Collected data:
---+---
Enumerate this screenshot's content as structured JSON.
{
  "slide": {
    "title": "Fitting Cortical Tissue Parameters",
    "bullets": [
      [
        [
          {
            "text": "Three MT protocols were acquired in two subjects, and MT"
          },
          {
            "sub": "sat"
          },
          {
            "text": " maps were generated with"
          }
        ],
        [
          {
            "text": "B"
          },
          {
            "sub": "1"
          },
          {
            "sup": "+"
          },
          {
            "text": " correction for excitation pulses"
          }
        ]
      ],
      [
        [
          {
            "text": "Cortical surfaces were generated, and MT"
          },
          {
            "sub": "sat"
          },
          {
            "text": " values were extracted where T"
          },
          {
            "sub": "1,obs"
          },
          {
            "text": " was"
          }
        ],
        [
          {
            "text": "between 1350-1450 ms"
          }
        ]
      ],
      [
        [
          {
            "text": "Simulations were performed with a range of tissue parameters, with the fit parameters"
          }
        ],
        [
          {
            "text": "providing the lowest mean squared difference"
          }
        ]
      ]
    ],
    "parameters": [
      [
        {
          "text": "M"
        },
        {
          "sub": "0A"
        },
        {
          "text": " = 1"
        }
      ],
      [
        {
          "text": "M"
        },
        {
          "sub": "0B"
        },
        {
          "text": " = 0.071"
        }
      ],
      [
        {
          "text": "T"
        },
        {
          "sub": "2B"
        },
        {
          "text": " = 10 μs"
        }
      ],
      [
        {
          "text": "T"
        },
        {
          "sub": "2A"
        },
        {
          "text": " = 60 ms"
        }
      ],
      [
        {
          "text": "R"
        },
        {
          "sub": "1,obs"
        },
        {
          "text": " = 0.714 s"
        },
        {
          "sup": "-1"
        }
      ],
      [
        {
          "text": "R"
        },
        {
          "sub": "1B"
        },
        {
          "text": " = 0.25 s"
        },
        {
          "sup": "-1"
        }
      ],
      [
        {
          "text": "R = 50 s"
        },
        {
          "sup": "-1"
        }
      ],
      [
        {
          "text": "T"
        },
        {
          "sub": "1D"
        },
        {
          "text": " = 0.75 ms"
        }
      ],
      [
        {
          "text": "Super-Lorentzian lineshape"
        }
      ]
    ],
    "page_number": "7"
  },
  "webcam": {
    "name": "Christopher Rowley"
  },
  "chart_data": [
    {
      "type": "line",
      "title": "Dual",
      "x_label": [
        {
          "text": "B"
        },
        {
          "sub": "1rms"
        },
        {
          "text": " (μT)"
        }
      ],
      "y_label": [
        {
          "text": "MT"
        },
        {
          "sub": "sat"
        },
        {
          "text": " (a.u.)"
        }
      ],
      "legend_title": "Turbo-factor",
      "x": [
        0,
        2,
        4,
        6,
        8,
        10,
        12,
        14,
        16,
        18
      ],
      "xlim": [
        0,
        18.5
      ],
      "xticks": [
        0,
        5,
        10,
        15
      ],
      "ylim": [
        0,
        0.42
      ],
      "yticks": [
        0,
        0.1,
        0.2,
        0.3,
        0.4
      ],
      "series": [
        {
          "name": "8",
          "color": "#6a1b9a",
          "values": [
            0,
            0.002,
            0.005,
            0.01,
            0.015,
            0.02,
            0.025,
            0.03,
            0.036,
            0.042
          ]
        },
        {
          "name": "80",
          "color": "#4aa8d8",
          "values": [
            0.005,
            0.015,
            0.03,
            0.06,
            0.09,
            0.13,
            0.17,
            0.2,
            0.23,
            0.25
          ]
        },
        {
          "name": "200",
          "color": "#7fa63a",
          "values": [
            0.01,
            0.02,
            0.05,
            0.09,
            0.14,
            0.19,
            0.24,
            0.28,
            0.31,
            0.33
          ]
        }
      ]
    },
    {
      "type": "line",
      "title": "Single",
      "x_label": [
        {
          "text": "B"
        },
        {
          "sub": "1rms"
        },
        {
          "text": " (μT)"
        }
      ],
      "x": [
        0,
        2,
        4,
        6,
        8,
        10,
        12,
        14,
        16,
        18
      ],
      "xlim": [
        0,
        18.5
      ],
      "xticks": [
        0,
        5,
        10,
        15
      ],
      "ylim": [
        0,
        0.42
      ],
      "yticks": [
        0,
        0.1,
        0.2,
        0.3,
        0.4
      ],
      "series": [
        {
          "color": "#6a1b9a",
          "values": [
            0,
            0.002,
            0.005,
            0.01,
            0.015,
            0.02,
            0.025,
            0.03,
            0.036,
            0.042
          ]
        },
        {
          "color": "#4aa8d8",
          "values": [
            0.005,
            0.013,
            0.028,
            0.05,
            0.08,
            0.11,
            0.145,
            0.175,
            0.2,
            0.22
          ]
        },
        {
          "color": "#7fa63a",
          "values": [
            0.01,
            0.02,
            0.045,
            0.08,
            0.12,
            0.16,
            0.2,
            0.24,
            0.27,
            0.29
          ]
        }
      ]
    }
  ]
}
---+---
▶ [What is asked]
Write out the entire listing exactly.

▶ [Response]
Enumerate this screenshot's content as structured JSON.
{
  "slide": {
    "title": "Fitting Cortical Tissue Parameters",
    "bullets": [
      [
        [
          {
            "text": "Three MT protocols were acquired in two subjects, and MT"
          },
          {
            "sub": "sat"
          },
          {
            "text": " maps were generated with"
          }
        ],
        [
          {
            "text": "B"
          },
          {
            "sub": "1"
          },
          {
            "sup": "+"
          },
          {
            "text": " correction for excitation pulses"
          }
        ]
      ],
      [
        [
          {
            "text": "Cortical surfaces were generated, and MT"
          },
          {
            "sub": "sat"
          },
          {
            "text": " values were extracted where T"
          },
          {
            "sub": "1,obs"
          },
          {
            "text": " was"
          }
        ],
        [
          {
            "text": "between 1350-1450 ms"
          }
        ]
      ],
      [
        [
          {
            "text": "Simulations were performed with a range of tissue parameters, with the fit parameters"
          }
        ],
        [
          {
            "text": "providing the lowest mean squared difference"
          }
        ]
      ]
    ],
    "parameters": [
      [
        {
          "text": "M"
        },
        {
          "sub": "0A"
        },
        {
          "text": " = 1"
        }
      ],
      [
        {
          "text": "M"
        },
        {
          "sub": "0B"
        },
        {
          "text": " = 0.071"
        }
      ],
      [
        {
          "text": "T"
        },
        {
          "sub": "2B"
        },
        {
          "text": " = 10 μs"
        }
      ],
      [
        {
          "text": "T"
        },
        {
          "sub": "2A"
        },
        {
          "text": " = 60 ms"
        }
      ],
      [
        {
          "text": "R"
        },
        {
          "sub": "1,obs"
        },
        {
          "text": " = 0.714 s"
        },
        {
          "sup": "-1"
        }
      ],
      [
        {
          "text": "R"
        },
        {
          "sub": "1B"
        },
        {
          "text": " = 0.25 s"
        },
        {
          "sup": "-1"
        }
      ],
      [
        {
          "text": "R = 50 s"
        },
        {
          "sup": "-1"
        }
      ],
      [
        {
          "text": "T"
        },
        {
          "sub": "1D"
        },
        {
          "text": " = 0.75 ms"
        }
      ],
      [
        {
          "text": "Super-Lorentzian lineshape"
        }
      ]
    ],
    "page_number": "7"
  },
  "webcam": {
    "name": "Christopher Rowley"
  },
  "chart_data": [
    {
      "type": "line",
      "title": "Dual",
      "x_label": [
        {
          "text": "B"
        },
        {
          "sub": "1rms"
        },
        {
          "text": " (μT)"
        }
      ],
      "y_label": [
        {
          "text": "MT"
        },
        {
          "sub": "sat"
        },
        {
          "text": " (a.u.)"
        }
      ],
      "legend_title": "Turbo-factor",
      "x": [
        0,
        2,
        4,
        6,
        8,
        10,
        12,
        14,
        16,
        18
      ],
      "xlim": [
        0,
        18.5
      ],
      "xticks": [
        0,
        5,
        10,
        15
      ],
      "ylim": [
        0,
        0.42
      ],
      "yticks": [
        0,
        0.1,
        0.2,
        0.3,
        0.4
      ],
      "series": [
        {
          "name": "8",
          "color": "#6a1b9a",
          "values": [
            0,
            0.002,
            0.005,
            0.01,
            0.015,
            0.02,
            0.025,
            0.03,
            0.036,
            0.042
          ]
        },
        {
          "name": "80",
          "color": "#4aa8d8",
          "values": [
            0.005,
            0.015,
            0.03,
            0.06,
            0.09,
            0.13,
            0.17,
            0.2,
            0.23,
            0.25
          ]
        },
        {
          "name": "200",
          "color": "#7fa63a",
          "values": [
            0.01,
            0.02,
            0.05,
            0.09,
            0.14,
            0.19,
            0.24,
            0.28,
            0.31,
            0.33
          ]
        }
      ]
    },
    {
      "type": "line",
      "title": "Single",
      "x_label": [
        {
          "text": "B"
        },
        {
          "sub": "1rms"
        },
        {
          "text": " (μT)"
        }
      ],
      "x": [
        0,
        2,
        4,
        6,
        8,
        10,
        12,
        14,
        16,
        18
      ],
      "xlim": [
        0,
        18.5
      ],
      "xticks": [
        0,
        5,
        10,
        15
      ],
      "ylim": [
        0,
        0.42
      ],
      "yticks": [
        0,
        0.1,
        0.2,
        0.3,
        0.4
      ],
      "series": [
        {
          "color": "#6a1b9a",
          "values": [
            0,
            0.002,
            0.005,
            0.01,
            0.015,
            0.02,
            0.025,
            0.03,
            0.036,
            0.042
          ]
        },
        {
          "color": "#4aa8d8",
          "values": [
            0.005,
            0.013,
            0.028,
            0.05,
            0.08,
            0.11,
            0.145,
            0.175,
            0.2,
            0.22
          ]
        },
        {
          "color": "#7fa63a",
          "values": [
            0.01,
            0.02,
            0.045,
            0.08,
            0.12,
            0.16,
            0.2,
            0.24,
            0.27,
            0.29
          ]
        }
      ]
    }
  ]
}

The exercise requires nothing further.